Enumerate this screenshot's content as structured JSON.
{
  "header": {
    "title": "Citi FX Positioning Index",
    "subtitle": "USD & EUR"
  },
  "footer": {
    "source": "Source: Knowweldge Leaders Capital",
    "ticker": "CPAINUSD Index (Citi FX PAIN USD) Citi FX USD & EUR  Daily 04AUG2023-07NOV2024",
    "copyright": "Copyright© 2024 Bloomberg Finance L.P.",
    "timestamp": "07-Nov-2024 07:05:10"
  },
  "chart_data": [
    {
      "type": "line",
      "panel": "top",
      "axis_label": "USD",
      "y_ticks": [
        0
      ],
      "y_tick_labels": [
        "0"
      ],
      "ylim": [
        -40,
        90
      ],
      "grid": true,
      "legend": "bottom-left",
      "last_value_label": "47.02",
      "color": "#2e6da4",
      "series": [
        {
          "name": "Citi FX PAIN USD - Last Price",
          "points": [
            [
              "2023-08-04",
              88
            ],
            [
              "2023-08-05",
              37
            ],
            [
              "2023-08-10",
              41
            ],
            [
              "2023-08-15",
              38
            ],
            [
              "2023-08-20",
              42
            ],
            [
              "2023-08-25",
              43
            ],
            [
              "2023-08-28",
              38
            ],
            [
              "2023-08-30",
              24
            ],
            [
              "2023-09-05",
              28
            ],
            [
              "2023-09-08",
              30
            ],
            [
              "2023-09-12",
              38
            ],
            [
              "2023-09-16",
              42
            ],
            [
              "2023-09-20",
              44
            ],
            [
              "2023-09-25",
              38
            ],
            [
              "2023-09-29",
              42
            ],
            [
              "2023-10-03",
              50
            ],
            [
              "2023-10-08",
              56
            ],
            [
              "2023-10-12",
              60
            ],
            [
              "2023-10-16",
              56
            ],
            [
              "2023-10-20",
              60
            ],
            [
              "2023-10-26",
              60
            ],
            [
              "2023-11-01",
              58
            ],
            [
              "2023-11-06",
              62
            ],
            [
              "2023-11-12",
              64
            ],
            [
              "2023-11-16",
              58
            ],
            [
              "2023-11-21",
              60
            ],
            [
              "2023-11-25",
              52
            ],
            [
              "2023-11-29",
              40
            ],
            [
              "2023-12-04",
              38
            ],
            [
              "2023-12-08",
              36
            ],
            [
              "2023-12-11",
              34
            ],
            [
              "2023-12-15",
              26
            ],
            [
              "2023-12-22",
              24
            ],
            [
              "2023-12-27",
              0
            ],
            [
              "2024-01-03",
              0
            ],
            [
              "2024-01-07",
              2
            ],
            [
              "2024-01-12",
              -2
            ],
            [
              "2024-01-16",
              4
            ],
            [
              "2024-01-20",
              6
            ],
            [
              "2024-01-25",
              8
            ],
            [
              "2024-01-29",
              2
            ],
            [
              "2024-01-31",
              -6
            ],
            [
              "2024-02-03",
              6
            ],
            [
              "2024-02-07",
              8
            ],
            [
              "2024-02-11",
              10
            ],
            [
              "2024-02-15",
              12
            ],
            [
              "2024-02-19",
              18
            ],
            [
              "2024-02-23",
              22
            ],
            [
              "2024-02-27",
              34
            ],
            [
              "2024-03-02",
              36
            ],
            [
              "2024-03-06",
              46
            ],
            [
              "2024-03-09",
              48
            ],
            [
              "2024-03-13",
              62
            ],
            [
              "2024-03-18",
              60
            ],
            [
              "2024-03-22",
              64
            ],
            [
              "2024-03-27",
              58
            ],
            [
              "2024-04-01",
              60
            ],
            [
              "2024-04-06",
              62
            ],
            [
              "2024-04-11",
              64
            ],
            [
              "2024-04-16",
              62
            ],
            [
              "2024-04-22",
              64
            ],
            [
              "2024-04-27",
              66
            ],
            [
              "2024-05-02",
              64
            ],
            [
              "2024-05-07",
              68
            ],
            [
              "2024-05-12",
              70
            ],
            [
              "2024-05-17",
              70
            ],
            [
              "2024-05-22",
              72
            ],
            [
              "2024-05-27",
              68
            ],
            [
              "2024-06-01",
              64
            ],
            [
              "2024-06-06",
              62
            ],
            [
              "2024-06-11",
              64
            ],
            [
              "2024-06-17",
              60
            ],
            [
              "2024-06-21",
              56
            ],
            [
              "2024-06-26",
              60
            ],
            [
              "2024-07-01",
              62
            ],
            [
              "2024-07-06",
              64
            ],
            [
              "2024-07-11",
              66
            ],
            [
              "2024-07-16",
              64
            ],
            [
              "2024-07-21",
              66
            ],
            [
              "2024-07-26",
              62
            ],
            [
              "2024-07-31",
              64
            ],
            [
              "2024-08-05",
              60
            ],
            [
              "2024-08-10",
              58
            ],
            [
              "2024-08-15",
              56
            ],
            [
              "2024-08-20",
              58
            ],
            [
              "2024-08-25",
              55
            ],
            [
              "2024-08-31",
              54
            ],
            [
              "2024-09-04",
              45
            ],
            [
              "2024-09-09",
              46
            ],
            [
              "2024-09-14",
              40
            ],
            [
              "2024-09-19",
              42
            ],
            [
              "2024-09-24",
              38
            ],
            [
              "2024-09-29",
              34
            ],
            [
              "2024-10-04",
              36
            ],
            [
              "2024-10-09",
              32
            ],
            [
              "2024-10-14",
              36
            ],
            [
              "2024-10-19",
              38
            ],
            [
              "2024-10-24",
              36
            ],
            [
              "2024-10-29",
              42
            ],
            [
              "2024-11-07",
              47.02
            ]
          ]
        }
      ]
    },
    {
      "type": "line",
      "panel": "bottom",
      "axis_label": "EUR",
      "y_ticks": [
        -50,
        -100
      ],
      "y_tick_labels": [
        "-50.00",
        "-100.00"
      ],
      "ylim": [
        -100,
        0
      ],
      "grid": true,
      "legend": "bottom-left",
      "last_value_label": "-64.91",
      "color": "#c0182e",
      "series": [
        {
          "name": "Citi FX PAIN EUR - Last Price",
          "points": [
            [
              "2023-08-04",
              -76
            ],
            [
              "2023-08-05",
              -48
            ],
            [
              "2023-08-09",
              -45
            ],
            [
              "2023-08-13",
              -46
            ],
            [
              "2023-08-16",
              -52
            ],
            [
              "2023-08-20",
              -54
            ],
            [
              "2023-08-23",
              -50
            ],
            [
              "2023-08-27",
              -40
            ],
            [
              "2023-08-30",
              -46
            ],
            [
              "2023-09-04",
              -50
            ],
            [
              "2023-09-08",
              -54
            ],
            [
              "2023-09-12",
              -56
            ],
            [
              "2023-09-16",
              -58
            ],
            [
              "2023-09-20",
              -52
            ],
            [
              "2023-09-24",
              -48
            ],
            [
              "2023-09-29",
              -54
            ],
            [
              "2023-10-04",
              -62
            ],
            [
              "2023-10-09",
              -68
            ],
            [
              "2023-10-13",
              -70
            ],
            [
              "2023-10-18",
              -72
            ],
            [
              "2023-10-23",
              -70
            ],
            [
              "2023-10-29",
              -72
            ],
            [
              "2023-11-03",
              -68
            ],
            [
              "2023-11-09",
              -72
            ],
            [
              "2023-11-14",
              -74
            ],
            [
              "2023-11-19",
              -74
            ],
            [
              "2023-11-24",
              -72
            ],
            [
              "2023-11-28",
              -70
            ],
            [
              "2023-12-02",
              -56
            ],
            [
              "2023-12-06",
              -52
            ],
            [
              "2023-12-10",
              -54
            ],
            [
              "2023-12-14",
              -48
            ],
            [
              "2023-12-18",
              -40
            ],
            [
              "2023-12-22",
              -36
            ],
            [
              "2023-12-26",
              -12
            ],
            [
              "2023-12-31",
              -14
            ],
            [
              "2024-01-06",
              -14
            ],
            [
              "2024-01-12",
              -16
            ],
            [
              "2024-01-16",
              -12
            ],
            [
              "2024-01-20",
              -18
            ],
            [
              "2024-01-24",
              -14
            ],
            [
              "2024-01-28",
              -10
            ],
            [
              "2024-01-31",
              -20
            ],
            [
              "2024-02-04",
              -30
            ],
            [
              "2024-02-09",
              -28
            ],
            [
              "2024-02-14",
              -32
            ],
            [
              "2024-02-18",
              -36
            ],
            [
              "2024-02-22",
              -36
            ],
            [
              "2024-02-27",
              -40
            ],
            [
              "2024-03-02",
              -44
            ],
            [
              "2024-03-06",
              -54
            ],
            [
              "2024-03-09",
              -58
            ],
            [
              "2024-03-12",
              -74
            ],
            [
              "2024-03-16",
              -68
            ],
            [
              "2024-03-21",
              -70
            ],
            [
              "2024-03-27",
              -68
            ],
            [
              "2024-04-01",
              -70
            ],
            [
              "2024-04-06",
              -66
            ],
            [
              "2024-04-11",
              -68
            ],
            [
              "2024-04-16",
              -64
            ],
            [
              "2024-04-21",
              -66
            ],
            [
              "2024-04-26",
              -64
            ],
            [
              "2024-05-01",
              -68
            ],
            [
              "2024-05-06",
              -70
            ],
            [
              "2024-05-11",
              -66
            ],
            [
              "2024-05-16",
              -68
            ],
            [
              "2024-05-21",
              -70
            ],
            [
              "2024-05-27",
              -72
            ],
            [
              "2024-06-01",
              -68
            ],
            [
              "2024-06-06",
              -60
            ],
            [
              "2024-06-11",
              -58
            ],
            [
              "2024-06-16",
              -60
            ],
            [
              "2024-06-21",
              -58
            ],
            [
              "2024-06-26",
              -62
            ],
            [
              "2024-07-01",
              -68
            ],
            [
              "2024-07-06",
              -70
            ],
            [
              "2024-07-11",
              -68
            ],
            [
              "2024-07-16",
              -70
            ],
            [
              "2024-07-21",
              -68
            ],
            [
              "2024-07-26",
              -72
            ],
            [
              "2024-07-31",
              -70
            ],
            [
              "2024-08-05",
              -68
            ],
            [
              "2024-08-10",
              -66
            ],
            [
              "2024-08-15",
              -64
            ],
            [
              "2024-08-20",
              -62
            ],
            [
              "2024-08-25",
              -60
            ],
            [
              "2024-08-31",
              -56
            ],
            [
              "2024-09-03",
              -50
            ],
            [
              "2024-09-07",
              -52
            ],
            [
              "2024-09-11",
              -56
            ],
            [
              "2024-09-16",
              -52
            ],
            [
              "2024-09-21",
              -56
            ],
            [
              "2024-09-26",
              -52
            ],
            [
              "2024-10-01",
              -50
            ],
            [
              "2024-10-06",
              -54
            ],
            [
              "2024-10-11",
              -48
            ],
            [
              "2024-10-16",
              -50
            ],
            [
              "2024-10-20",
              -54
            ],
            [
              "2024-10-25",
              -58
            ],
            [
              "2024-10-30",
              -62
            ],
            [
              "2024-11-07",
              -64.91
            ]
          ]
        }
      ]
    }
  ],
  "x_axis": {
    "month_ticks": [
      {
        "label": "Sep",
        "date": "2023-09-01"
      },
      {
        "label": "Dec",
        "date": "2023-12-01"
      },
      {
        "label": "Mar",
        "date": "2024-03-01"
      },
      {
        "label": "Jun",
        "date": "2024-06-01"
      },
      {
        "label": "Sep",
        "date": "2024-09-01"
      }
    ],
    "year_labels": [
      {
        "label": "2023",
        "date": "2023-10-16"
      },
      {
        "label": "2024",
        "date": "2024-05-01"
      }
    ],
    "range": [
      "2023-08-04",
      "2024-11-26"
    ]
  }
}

· · · ·

### [Exercise description]
Lines holding the word "date" should be counted across the entries; state only how many there are.

### [Solved problem]
7